### Instructions to follow
Each record below is to be reproduced without any change.
begin
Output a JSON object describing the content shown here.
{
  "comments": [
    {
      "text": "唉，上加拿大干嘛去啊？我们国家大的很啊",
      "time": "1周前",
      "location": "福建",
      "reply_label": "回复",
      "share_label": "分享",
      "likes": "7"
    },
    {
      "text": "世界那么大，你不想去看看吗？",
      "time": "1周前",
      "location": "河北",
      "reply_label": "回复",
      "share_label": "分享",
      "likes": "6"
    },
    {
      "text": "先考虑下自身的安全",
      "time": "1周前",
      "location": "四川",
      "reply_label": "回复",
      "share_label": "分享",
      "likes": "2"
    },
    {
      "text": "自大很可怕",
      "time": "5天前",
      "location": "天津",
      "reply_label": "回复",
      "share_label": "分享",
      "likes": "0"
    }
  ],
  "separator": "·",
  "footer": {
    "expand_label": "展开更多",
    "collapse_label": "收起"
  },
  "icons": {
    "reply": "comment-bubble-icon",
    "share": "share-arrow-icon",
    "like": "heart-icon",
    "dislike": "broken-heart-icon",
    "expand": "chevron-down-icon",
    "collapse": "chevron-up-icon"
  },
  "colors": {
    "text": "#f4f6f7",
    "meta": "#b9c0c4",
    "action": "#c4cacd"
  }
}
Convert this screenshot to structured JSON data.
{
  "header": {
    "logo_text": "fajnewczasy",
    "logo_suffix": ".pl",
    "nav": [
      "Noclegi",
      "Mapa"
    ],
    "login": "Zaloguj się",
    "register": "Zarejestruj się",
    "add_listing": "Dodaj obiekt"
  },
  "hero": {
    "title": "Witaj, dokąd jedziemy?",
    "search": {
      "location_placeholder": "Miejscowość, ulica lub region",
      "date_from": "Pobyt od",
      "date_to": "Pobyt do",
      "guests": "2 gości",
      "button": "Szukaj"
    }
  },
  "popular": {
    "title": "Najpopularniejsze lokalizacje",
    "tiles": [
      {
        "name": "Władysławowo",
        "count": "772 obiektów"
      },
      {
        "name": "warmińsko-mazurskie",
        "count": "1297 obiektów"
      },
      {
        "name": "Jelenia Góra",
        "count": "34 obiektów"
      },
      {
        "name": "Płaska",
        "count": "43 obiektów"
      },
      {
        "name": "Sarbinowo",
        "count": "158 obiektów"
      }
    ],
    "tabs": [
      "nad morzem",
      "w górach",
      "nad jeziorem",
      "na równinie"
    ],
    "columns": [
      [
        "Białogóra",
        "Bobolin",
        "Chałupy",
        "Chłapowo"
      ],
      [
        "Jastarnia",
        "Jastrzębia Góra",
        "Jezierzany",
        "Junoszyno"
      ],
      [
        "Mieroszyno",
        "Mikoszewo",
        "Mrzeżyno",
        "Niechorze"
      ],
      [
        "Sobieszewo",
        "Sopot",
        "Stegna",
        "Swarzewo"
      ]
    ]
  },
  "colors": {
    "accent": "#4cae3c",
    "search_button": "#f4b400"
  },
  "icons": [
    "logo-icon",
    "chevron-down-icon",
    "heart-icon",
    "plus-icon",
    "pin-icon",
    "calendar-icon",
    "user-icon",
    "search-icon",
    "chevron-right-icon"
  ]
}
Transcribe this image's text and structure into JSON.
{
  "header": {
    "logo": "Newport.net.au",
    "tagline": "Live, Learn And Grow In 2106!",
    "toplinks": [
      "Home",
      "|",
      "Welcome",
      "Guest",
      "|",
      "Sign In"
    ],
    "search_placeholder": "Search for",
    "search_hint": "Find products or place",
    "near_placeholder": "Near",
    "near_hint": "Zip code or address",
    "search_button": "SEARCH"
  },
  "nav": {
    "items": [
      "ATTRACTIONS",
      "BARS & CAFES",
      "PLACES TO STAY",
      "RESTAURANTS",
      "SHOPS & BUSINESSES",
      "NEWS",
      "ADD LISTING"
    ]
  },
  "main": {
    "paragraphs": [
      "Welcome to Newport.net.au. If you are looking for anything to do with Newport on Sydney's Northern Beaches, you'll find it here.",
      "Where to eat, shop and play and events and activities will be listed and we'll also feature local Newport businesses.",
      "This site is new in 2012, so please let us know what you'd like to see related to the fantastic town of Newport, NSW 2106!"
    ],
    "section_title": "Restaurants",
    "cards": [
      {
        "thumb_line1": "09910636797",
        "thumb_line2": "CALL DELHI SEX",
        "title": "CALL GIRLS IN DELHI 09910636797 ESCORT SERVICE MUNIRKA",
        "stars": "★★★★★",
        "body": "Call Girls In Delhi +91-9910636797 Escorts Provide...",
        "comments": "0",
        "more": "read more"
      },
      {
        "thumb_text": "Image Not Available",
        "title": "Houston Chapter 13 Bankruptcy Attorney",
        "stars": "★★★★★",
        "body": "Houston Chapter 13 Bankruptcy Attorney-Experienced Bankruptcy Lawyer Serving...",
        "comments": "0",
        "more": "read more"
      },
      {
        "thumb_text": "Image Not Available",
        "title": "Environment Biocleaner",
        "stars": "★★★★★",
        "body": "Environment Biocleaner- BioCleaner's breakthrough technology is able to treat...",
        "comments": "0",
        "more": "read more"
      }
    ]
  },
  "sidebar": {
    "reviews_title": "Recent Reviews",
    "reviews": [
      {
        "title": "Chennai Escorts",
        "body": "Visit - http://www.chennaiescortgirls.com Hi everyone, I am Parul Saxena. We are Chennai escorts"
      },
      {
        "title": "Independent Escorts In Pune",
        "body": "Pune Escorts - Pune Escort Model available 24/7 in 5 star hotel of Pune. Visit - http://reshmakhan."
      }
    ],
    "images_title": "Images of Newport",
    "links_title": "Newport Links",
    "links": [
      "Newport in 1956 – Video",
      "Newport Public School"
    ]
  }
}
end
### Full output
Output a JSON object describing the content shown here.
{
  "comments": [
    {
      "text": "唉，上加拿大干嘛去啊？我们国家大的很啊",
      "time": "1周前",
      "location": "福建",
      "reply_label": "回复",
      "share_label": "分享",
      "likes": "7"
    },
    {
      "text": "世界那么大，你不想去看看吗？",
      "time": "1周前",
      "location": "河北",
      "reply_label": "回复",
      "share_label": "分享",
      "likes": "6"
    },
    {
      "text": "先考虑下自身的安全",
      "time": "1周前",
      "location": "四川",
      "reply_label": "回复",
      "share_label": "分享",
      "likes": "2"
    },
    {
      "text": "自大很可怕",
      "time": "5天前",
      "location": "天津",
      "reply_label": "回复",
      "share_label": "分享",
      "likes": "0"
    }
  ],
  "separator": "·",
  "footer": {
    "expand_label": "展开更多",
    "collapse_label": "收起"
  },
  "icons": {
    "reply": "comment-bubble-icon",
    "share": "share-arrow-icon",
    "like": "heart-icon",
    "dislike": "broken-heart-icon",
    "expand": "chevron-down-icon",
    "collapse": "chevron-up-icon"
  },
  "colors": {
    "text": "#f4f6f7",
    "meta": "#b9c0c4",
    "action": "#c4cacd"
  }
}
Convert this screenshot to structured JSON data.
{
  "header": {
    "logo_text": "fajnewczasy",
    "logo_suffix": ".pl",
    "nav": [
      "Noclegi",
      "Mapa"
    ],
    "login": "Zaloguj się",
    "register": "Zarejestruj się",
    "add_listing": "Dodaj obiekt"
  },
  "hero": {
    "title": "Witaj, dokąd jedziemy?",
    "search": {
      "location_placeholder": "Miejscowość, ulica lub region",
      "date_from": "Pobyt od",
      "date_to": "Pobyt do",
      "guests": "2 gości",
      "button": "Szukaj"
    }
  },
  "popular": {
    "title": "Najpopularniejsze lokalizacje",
    "tiles": [
      {
        "name": "Władysławowo",
        "count": "772 obiektów"
      },
      {
        "name": "warmińsko-mazurskie",
        "count": "1297 obiektów"
      },
      {
        "name": "Jelenia Góra",
        "count": "34 obiektów"
      },
      {
        "name": "Płaska",
        "count": "43 obiektów"
      },
      {
        "name": "Sarbinowo",
        "count": "158 obiektów"
      }
    ],
    "tabs": [
      "nad morzem",
      "w górach",
      "nad jeziorem",
      "na równinie"
    ],
    "columns": [
      [
        "Białogóra",
        "Bobolin",
        "Chałupy",
        "Chłapowo"
      ],
      [
        "Jastarnia",
        "Jastrzębia Góra",
        "Jezierzany",
        "Junoszyno"
      ],
      [
        "Mieroszyno",
        "Mikoszewo",
        "Mrzeżyno",
        "Niechorze"
      ],
      [
        "Sobieszewo",
        "Sopot",
        "Stegna",
        "Swarzewo"
      ]
    ]
  },
  "colors": {
    "accent": "#4cae3c",
    "search_button": "#f4b400"
  },
  "icons": [
    "logo-icon",
    "chevron-down-icon",
    "heart-icon",
    "plus-icon",
    "pin-icon",
    "calendar-icon",
    "user-icon",
    "search-icon",
    "chevron-right-icon"
  ]
}
Transcribe this image's text and structure into JSON.
{
  "header": {
    "logo": "Newport.net.au",
    "tagline": "Live, Learn And Grow In 2106!",
    "toplinks": [
      "Home",
      "|",
      "Welcome",
      "Guest",
      "|",
      "Sign In"
    ],
    "search_placeholder": "Search for",
    "search_hint": "Find products or place",
    "near_placeholder": "Near",
    "near_hint": "Zip code or address",
    "search_button": "SEARCH"
  },
  "nav": {
    "items": [
      "ATTRACTIONS",
      "BARS & CAFES",
      "PLACES TO STAY",
      "RESTAURANTS",
      "SHOPS & BUSINESSES",
      "NEWS",
      "ADD LISTING"
    ]
  },
  "main": {
    "paragraphs": [
      "Welcome to Newport.net.au. If you are looking for anything to do with Newport on Sydney's Northern Beaches, you'll find it here.",
      "Where to eat, shop and play and events and activities will be listed and we'll also feature local Newport businesses.",
      "This site is new in 2012, so please let us know what you'd like to see related to the fantastic town of Newport, NSW 2106!"
    ],
    "section_title": "Restaurants",
    "cards": [
      {
        "thumb_line1": "09910636797",
        "thumb_line2": "CALL DELHI SEX",
        "title": "CALL GIRLS IN DELHI 09910636797 ESCORT SERVICE MUNIRKA",
        "stars": "★★★★★",
        "body": "Call Girls In Delhi +91-9910636797 Escorts Provide...",
        "comments": "0",
        "more": "read more"
      },
      {
        "thumb_text": "Image Not Available",
        "title": "Houston Chapter 13 Bankruptcy Attorney",
        "stars": "★★★★★",
        "body": "Houston Chapter 13 Bankruptcy Attorney-Experienced Bankruptcy Lawyer Serving...",
        "comments": "0",
        "more": "read more"
      },
      {
        "thumb_text": "Image Not Available",
        "title": "Environment Biocleaner",
        "stars": "★★★★★",
        "body": "Environment Biocleaner- BioCleaner's breakthrough technology is able to treat...",
        "comments": "0",
        "more": "read more"
      }
    ]
  },
  "sidebar": {
    "reviews_title": "Recent Reviews",
    "reviews": [
      {
        "title": "Chennai Escorts",
        "body": "Visit - http://www.chennaiescortgirls.com Hi everyone, I am Parul Saxena. We are Chennai escorts"
      },
      {
        "title": "Independent Escorts In Pune",
        "body": "Pune Escorts - Pune Escort Model available 24/7 in 5 star hotel of Pune. Visit - http://reshmakhan."
      }
    ],
    "images_title": "Images of Newport",
    "links_title": "Newport Links",
    "links": [
      "Newport in 1956 – Video",
      "Newport Public School"
    ]
  }
}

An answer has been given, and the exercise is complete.